(Element box records)

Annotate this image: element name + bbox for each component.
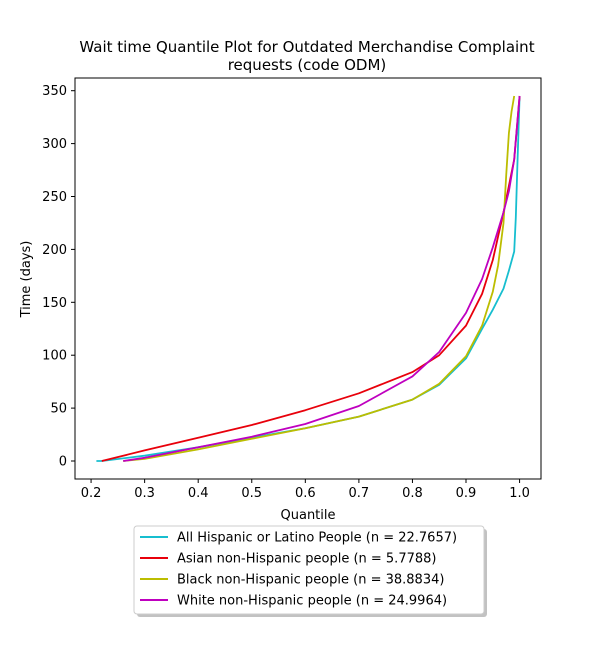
y-tick-label: 0 — [59, 455, 67, 470]
series-line-4 — [123, 95, 521, 462]
plot-area — [96, 95, 521, 462]
x-tick-label: 0.3 — [134, 486, 155, 501]
x-tick-label: 0.9 — [456, 486, 477, 501]
y-tick-label: 300 — [42, 137, 67, 152]
x-tick-label: 0.6 — [295, 486, 316, 501]
plot-frame — [74, 77, 542, 480]
chart-title-line2: requests (code ODM) — [228, 56, 387, 74]
legend-label-4: White non-Hispanic people (n = 24.9964) — [177, 594, 447, 609]
legend: All Hispanic or Latino People (n = 22.76… — [133, 525, 487, 617]
x-axis-label: Quantile — [281, 508, 336, 523]
y-tick-label: 100 — [42, 349, 67, 364]
legend-box — [133, 525, 485, 615]
legend-label-2: Asian non-Hispanic people (n = 5.7788) — [177, 552, 436, 567]
y-tick-label: 200 — [42, 243, 67, 258]
legend-label-1: All Hispanic or Latino People (n = 22.76… — [177, 531, 457, 546]
x-tick-label: 1.0 — [509, 486, 530, 501]
legend-label-3: Black non-Hispanic people (n = 38.8834) — [177, 573, 444, 588]
series-line-2 — [101, 95, 521, 462]
y-tick-label: 350 — [42, 84, 67, 99]
x-tick-label: 0.8 — [402, 486, 423, 501]
y-tick-label: 150 — [42, 296, 67, 311]
x-tick-label: 0.4 — [188, 486, 209, 501]
y-axis-label: Time (days) — [19, 241, 34, 319]
chart-title-line1: Wait time Quantile Plot for Outdated Mer… — [79, 38, 534, 56]
x-axis: 0.2 0.3 0.4 0.5 0.6 0.7 0.8 0.9 1.0 — [81, 479, 530, 501]
series-line-3 — [123, 95, 516, 462]
y-axis: 0 50 100 150 200 250 300 350 — [42, 84, 75, 470]
x-tick-label: 0.7 — [349, 486, 370, 501]
y-tick-label: 50 — [50, 402, 67, 417]
x-tick-label: 0.5 — [241, 486, 262, 501]
x-tick-label: 0.2 — [81, 486, 102, 501]
y-tick-label: 250 — [42, 190, 67, 205]
series-line-1 — [96, 95, 521, 462]
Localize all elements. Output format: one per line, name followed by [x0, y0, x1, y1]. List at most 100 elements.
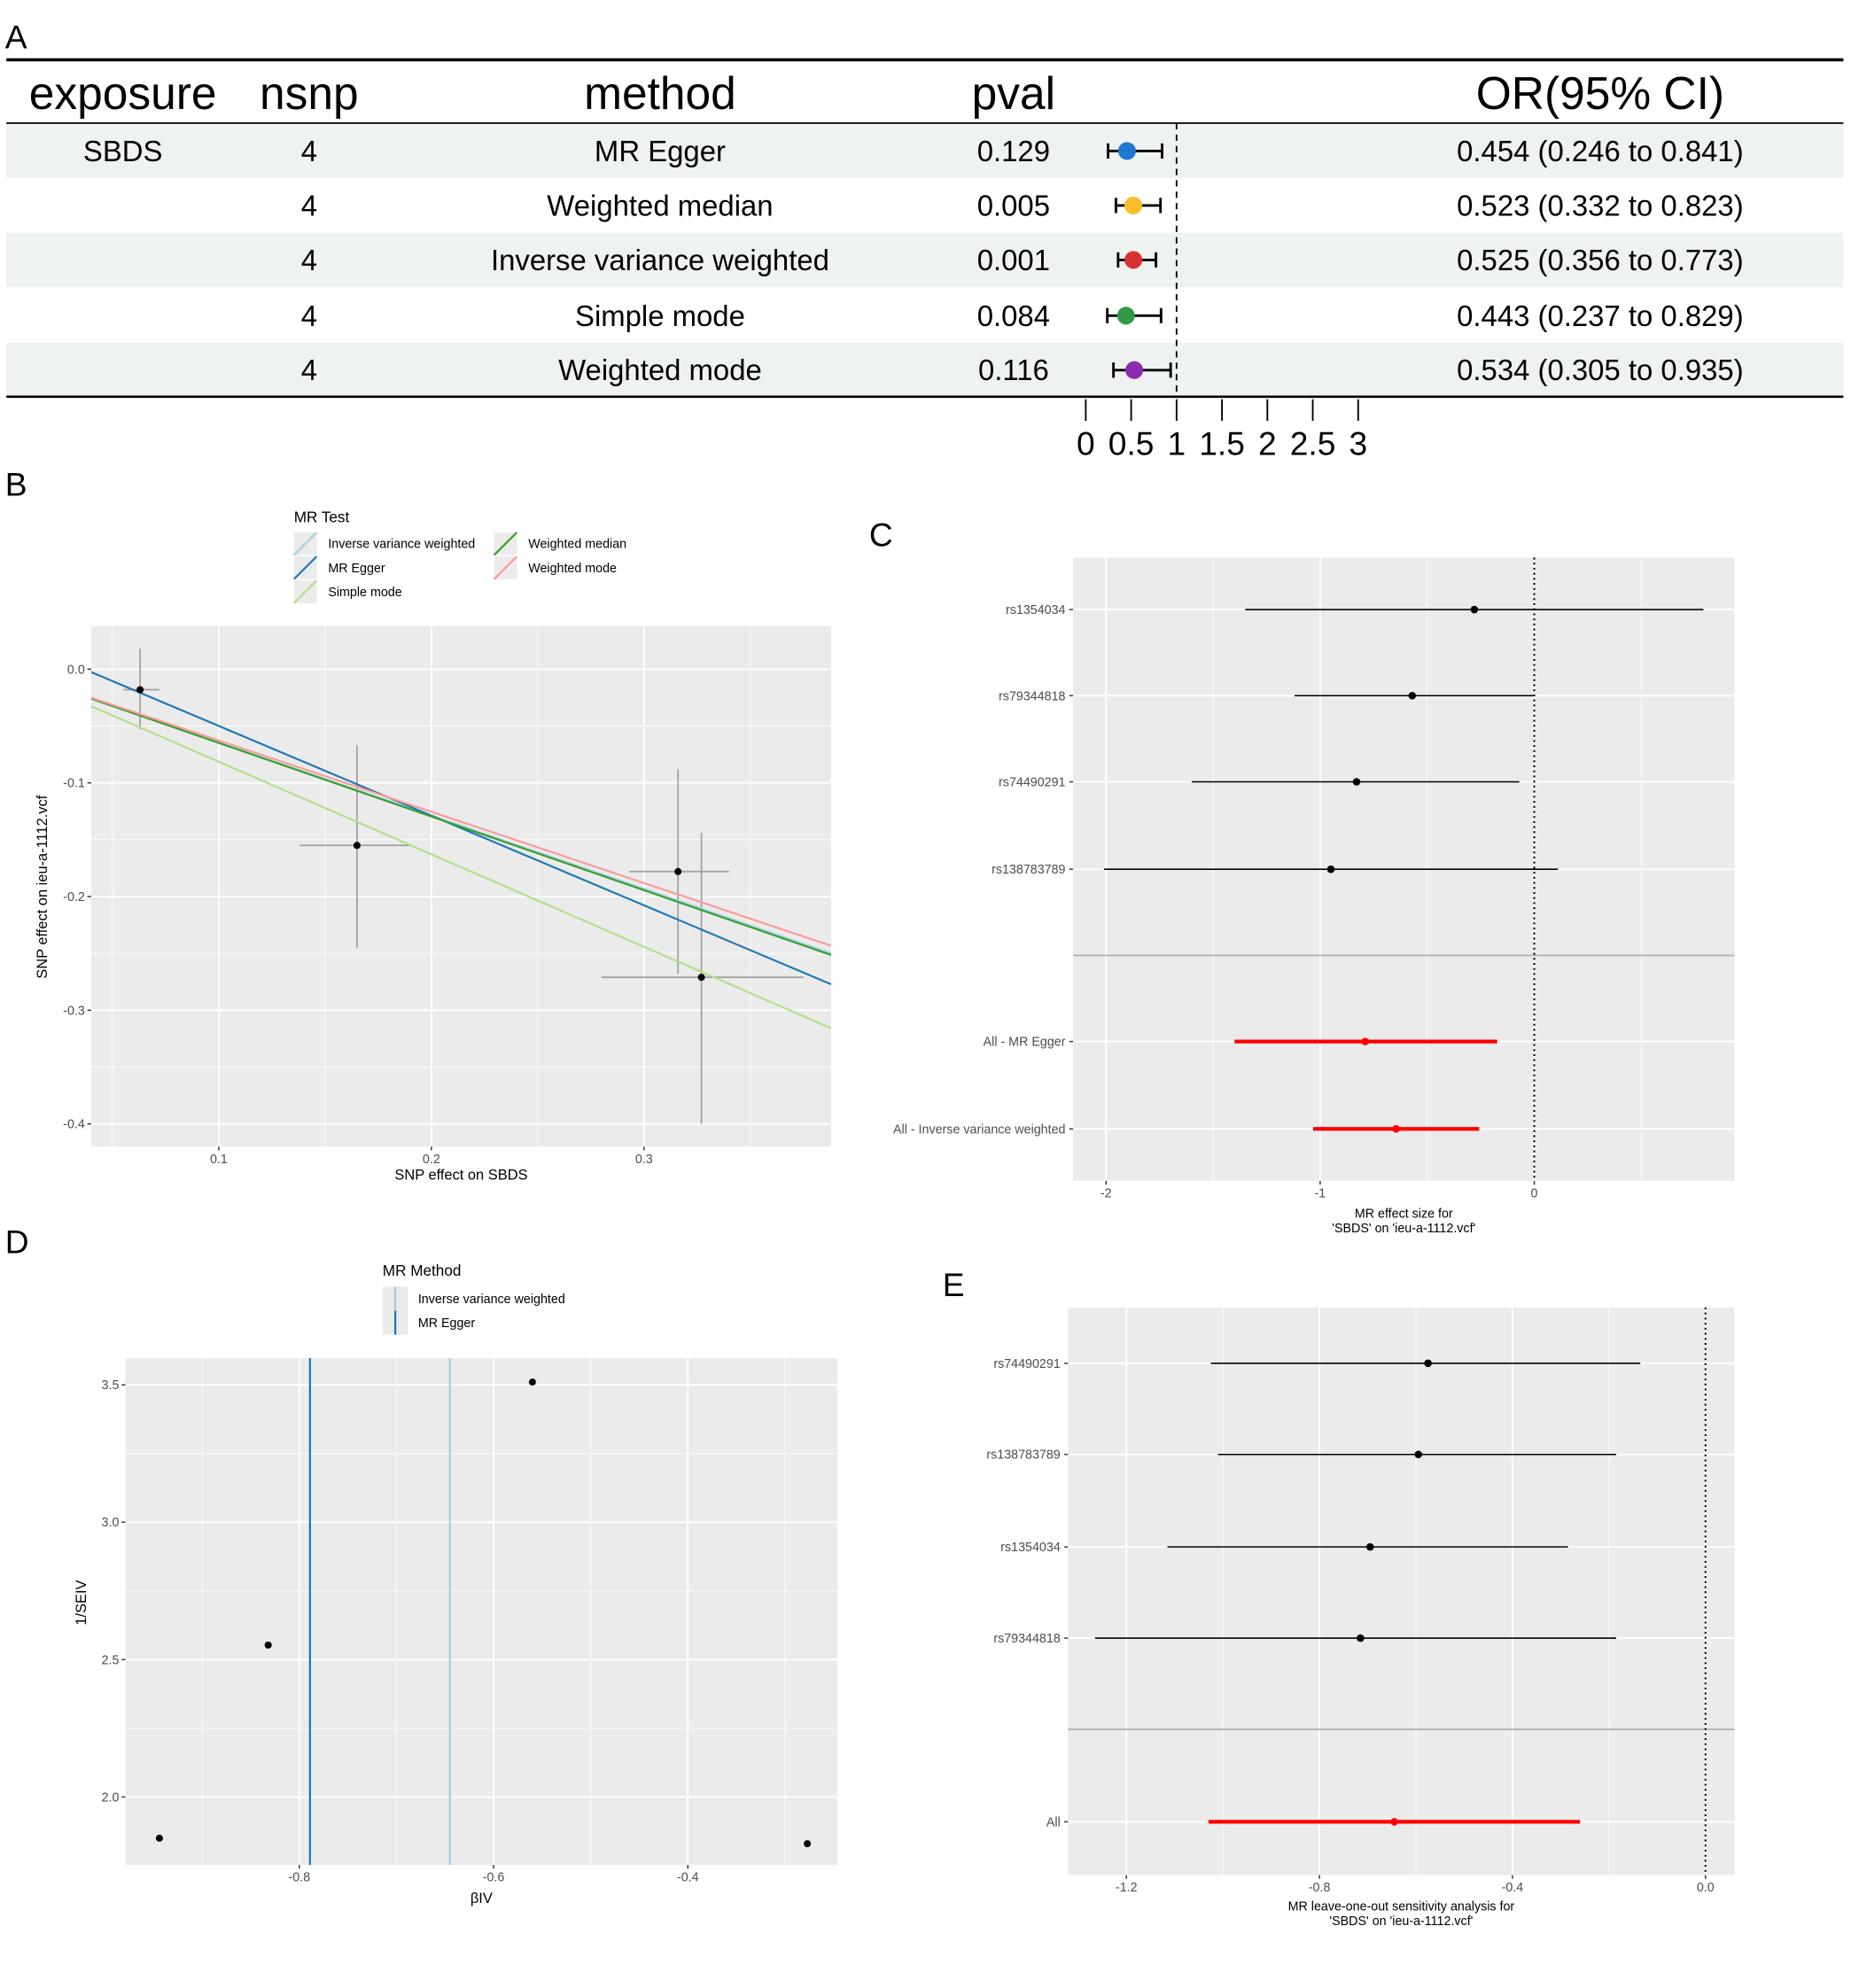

Exercise instructions:
Substitute "Percentile" for every occurrence of "Quantile" throughout the records above, and reproduce all other lines unchanged, omitting the pictures.

Exercise result:
Annotate this image: element name + bbox for each component.
y-tick-label: 0 — [59, 455, 67, 470]
series-line-4 — [123, 95, 521, 462]
plot-area — [96, 95, 521, 462]
x-tick-label: 0.3 — [134, 486, 155, 501]
x-tick-label: 0.9 — [456, 486, 477, 501]
y-tick-label: 300 — [42, 137, 67, 152]
x-tick-label: 0.6 — [295, 486, 316, 501]
plot-frame — [74, 77, 542, 480]
chart-title-line2: requests (code ODM) — [228, 56, 387, 74]
legend-label-4: White non-Hispanic people (n = 24.9964) — [177, 594, 447, 609]
legend: All Hispanic or Latino People (n = 22.76… — [133, 525, 487, 617]
x-axis-label: Percentile — [281, 508, 336, 523]
y-tick-label: 100 — [42, 349, 67, 364]
legend-box — [133, 525, 485, 615]
legend-label-2: Asian non-Hispanic people (n = 5.7788) — [177, 552, 436, 567]
y-tick-label: 200 — [42, 243, 67, 258]
legend-label-1: All Hispanic or Latino People (n = 22.76… — [177, 531, 457, 546]
x-tick-label: 1.0 — [509, 486, 530, 501]
legend-label-3: Black non-Hispanic people (n = 38.8834) — [177, 573, 444, 588]
series-line-2 — [101, 95, 521, 462]
y-tick-label: 350 — [42, 84, 67, 99]
x-tick-label: 0.8 — [402, 486, 423, 501]
y-tick-label: 150 — [42, 296, 67, 311]
x-tick-label: 0.4 — [188, 486, 209, 501]
y-axis-label: Time (days) — [19, 241, 34, 319]
chart-title-line1: Wait time Percentile Plot for Outdated Mer… — [79, 38, 534, 56]
x-axis: 0.2 0.3 0.4 0.5 0.6 0.7 0.8 0.9 1.0 — [81, 479, 530, 501]
series-line-3 — [123, 95, 516, 462]
y-axis: 0 50 100 150 200 250 300 350 — [42, 84, 75, 470]
x-tick-label: 0.7 — [349, 486, 370, 501]
y-tick-label: 50 — [50, 402, 67, 417]
x-tick-label: 0.5 — [241, 486, 262, 501]
x-tick-label: 0.2 — [81, 486, 102, 501]
y-tick-label: 250 — [42, 190, 67, 205]
series-line-1 — [96, 95, 521, 462]
Localize all elements. Output format: one per line, name followed by [x0, y0, x1, y1]. List at most 100 elements.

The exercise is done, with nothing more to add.